Raw records:
+--

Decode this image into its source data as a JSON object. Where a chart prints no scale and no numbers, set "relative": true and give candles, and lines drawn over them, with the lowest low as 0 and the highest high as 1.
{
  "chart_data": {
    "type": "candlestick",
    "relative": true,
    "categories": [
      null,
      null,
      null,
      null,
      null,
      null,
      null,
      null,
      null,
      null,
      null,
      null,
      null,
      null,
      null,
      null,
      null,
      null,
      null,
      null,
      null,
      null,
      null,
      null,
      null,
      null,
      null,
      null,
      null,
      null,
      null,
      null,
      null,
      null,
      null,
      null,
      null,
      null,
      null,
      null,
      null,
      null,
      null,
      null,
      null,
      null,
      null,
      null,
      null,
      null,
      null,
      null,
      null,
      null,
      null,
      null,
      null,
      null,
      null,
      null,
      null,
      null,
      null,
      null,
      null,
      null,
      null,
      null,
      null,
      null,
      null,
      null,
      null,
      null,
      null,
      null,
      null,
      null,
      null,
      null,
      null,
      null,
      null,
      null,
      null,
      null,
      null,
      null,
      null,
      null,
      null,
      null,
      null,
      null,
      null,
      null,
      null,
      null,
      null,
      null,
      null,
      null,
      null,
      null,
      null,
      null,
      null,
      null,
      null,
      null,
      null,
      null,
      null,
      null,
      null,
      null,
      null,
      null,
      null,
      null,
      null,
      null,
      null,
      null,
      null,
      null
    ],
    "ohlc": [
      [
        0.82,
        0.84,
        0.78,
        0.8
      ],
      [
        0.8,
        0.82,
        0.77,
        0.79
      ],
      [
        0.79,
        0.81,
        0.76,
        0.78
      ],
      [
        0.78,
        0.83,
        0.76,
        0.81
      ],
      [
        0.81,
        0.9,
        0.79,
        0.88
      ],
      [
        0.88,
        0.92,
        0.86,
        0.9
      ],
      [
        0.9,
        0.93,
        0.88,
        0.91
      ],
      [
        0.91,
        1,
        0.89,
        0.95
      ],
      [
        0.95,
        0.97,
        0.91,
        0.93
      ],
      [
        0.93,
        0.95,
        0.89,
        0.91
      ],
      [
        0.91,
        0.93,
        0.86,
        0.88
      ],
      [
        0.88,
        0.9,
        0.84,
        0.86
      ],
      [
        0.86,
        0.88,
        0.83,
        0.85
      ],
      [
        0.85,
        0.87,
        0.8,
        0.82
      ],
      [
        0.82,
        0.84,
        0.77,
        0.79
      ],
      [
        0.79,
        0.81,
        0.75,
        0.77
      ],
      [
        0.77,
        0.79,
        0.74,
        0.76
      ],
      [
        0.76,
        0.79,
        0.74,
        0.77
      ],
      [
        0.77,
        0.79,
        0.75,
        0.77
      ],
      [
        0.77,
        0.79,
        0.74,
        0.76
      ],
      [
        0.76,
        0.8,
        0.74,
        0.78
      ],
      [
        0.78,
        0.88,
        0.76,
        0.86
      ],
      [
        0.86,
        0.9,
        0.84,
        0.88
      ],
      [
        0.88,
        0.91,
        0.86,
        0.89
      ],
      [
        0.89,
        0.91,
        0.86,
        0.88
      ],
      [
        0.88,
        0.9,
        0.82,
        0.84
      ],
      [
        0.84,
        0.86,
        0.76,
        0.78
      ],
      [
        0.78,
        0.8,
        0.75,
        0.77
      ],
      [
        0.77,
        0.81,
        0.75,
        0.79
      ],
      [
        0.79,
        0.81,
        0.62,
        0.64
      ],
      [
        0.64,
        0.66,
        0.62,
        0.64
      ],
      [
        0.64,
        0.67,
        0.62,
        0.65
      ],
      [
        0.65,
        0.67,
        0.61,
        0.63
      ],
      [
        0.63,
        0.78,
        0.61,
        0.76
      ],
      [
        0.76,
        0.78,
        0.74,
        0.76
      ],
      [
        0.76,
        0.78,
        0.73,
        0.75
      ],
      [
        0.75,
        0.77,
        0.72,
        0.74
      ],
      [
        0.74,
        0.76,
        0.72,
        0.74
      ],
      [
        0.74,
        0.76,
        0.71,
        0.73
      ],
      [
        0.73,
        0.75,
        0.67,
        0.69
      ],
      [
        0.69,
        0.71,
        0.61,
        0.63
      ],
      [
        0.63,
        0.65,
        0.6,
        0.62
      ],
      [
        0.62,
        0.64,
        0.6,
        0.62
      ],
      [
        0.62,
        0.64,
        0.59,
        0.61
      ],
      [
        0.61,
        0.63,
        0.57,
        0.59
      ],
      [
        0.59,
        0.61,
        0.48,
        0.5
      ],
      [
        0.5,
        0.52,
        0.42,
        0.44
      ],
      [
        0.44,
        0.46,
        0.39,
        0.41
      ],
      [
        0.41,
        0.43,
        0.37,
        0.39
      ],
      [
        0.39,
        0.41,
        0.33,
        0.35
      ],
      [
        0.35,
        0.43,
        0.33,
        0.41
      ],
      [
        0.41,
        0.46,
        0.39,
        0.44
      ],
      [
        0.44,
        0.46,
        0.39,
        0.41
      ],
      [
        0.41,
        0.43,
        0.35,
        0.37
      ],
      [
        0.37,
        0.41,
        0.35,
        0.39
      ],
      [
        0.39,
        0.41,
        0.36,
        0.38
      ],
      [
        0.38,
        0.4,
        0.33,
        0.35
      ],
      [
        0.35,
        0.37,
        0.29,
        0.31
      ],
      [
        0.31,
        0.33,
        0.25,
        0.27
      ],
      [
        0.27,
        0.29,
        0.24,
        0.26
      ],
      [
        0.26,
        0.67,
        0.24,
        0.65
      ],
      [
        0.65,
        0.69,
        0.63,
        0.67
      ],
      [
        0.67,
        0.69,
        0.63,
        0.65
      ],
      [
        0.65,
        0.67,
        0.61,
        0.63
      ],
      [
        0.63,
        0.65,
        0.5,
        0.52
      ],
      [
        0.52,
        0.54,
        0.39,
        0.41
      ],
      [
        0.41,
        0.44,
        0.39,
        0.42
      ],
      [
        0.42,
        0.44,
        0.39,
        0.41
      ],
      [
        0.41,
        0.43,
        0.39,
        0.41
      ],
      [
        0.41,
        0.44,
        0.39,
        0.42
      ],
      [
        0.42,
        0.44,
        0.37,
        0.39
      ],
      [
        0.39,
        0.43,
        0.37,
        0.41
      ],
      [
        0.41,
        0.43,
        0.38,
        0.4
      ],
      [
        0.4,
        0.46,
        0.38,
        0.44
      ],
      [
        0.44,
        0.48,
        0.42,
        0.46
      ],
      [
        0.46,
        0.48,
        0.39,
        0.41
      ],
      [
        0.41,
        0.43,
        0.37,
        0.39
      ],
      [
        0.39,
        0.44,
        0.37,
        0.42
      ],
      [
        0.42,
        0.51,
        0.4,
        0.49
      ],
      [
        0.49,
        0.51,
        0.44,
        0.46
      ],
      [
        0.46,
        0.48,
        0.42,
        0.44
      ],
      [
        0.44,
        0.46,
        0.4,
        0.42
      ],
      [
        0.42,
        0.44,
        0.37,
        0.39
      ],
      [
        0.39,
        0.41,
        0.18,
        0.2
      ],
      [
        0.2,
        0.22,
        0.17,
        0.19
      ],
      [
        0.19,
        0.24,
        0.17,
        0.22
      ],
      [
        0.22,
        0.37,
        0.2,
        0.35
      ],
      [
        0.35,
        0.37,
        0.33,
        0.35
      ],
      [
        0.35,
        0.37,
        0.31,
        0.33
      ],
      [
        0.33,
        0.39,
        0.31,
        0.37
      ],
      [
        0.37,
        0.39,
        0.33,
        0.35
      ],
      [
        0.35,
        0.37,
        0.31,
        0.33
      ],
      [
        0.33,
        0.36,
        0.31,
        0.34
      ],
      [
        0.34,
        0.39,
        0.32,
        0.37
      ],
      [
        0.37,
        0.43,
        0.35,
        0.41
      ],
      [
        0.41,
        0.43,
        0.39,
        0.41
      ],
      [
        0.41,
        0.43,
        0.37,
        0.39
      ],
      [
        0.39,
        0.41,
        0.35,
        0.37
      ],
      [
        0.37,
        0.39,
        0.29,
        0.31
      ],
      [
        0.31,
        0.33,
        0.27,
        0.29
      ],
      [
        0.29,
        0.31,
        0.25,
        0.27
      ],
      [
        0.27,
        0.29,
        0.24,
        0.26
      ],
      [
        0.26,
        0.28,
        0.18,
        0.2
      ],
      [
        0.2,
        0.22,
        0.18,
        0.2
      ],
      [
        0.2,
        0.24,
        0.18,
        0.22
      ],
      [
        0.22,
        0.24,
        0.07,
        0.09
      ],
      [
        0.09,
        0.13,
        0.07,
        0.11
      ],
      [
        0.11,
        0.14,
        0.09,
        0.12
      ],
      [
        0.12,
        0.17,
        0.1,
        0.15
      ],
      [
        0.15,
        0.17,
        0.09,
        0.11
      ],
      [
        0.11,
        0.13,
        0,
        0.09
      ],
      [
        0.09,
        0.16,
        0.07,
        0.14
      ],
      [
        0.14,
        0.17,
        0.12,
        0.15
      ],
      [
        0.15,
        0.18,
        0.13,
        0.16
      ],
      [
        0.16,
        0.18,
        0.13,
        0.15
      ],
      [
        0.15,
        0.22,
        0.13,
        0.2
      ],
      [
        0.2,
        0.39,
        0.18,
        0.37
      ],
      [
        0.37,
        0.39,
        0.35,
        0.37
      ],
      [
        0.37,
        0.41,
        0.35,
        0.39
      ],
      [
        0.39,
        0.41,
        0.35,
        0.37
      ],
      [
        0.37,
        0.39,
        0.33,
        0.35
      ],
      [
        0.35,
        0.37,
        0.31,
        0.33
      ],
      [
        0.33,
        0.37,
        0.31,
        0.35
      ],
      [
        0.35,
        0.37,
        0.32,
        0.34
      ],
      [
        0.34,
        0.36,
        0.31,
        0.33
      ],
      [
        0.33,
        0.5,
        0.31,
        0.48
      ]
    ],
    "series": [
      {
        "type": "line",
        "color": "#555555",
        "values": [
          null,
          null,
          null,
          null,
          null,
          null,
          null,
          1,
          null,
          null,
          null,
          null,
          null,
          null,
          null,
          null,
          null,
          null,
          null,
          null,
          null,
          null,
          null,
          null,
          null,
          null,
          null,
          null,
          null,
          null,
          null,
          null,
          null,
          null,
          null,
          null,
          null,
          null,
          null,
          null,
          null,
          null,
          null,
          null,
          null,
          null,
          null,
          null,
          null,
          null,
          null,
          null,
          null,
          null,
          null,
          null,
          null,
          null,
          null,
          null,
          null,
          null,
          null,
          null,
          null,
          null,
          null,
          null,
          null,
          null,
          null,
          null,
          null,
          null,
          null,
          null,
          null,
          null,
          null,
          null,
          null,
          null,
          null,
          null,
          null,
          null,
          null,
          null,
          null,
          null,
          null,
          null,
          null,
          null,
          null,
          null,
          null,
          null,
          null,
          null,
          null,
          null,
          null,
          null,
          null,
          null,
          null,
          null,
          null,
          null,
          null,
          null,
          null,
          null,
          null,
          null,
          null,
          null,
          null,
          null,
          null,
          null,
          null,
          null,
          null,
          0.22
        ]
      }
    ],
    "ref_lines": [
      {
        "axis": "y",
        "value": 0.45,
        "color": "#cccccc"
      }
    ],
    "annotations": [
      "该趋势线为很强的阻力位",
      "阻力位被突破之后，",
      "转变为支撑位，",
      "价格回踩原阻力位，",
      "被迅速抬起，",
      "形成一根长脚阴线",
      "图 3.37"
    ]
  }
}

+--

Work instructions: Collect every line above that contains the word "relative".

Result below:
Decode this image into its source data as a JSON object. Where a chart prints no scale and no numbers, set "relative": true and give candles, and lines drawn over them, with the lowest low as 0 and the highest high as 1.
    "relative": true,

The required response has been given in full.